Column #91
Science or Belief?
Science is based on physical laws that can be demonstrated in the lab. In science labs, students learn how to conduct experiments, analyze and record results, and compare outcomes.1
I’ve been a student of science for over 65 years, and sell grass-fed and Omega-3 meats based on nutritional science. My summaries of science are continually being challenged as self-serving. Are the naysayers out of touch with nutrition, biology, chemistry, agronomy, animal science, and anthropology? They certainly fail to realize I market grass-fed and Omega-3 meats because of nutritional science and a powerful desire to do good.
In contrast to science, many beliefs include:
● Man is a vegetarian.
● Humans are not homogeneous; they have different nutritional requirements.
● No one knows what mankind ate 200,000 years ago.
● Meat causes chronic diseases and should be avoided.
See footnoted links below for scientific literature that strongly discredits these beliefs.

*DATA SUPPLIED*:
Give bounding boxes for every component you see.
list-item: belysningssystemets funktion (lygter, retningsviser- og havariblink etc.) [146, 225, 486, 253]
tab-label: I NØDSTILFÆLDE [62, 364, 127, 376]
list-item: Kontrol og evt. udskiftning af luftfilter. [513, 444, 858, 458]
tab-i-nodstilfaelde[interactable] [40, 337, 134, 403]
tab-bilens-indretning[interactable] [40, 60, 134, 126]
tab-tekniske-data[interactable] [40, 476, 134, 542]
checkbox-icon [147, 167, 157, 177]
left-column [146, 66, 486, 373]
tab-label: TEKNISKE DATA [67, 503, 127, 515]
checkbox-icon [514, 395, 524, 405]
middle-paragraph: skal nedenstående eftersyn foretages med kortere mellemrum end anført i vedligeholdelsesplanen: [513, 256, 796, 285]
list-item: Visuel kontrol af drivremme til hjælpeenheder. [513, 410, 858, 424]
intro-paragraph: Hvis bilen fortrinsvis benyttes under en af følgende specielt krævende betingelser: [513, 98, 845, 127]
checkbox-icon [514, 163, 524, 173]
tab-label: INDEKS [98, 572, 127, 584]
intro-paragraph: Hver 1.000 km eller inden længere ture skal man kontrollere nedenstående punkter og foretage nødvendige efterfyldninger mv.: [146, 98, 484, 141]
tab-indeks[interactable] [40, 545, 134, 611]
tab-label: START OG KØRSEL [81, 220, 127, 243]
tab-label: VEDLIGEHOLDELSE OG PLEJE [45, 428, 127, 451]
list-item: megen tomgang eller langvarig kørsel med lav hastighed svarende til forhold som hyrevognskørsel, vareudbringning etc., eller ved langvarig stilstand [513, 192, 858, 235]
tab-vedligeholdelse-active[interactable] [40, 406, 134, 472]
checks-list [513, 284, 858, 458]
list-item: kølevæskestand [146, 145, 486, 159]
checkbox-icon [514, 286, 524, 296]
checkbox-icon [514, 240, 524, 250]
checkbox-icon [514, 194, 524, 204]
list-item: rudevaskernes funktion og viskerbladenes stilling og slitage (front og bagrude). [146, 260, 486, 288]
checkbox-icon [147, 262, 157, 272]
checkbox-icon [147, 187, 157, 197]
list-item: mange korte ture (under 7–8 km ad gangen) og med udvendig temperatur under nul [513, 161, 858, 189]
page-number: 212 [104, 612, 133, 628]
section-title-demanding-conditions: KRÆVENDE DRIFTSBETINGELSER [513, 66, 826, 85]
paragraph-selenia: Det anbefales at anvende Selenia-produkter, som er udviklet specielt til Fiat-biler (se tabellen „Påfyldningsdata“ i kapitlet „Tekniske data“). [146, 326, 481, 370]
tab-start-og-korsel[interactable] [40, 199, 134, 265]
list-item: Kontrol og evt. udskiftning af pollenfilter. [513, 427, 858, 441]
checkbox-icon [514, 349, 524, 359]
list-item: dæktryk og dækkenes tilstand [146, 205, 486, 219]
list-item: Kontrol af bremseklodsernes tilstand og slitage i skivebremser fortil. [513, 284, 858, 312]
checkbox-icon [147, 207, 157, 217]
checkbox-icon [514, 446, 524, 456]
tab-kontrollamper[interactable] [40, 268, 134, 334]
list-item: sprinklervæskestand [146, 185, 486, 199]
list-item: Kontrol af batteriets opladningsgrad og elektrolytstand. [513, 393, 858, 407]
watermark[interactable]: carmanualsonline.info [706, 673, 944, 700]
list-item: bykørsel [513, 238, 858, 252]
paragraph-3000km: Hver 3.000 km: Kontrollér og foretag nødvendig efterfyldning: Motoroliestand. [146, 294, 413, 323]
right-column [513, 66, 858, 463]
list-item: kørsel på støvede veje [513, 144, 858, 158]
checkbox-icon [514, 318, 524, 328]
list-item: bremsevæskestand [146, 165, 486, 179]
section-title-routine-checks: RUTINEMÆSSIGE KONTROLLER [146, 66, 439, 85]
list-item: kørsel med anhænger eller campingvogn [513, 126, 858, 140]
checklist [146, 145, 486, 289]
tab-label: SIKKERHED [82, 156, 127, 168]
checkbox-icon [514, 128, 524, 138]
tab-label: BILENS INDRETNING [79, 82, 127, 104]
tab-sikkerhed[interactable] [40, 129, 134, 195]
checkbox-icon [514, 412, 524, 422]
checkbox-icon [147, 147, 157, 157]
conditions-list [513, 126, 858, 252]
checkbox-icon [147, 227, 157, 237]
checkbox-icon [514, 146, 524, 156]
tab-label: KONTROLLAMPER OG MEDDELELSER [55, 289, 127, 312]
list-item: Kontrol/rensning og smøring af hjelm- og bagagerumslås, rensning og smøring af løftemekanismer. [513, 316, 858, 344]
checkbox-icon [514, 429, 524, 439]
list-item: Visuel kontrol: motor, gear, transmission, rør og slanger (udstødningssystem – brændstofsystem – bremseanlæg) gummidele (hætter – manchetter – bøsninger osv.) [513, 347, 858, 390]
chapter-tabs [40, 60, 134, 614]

*ACTION ITEM*:
In the column on science versus belief, how many years does the writer say they have been a student of science?

*EXERCISE ANSWER*:
Over 65 years.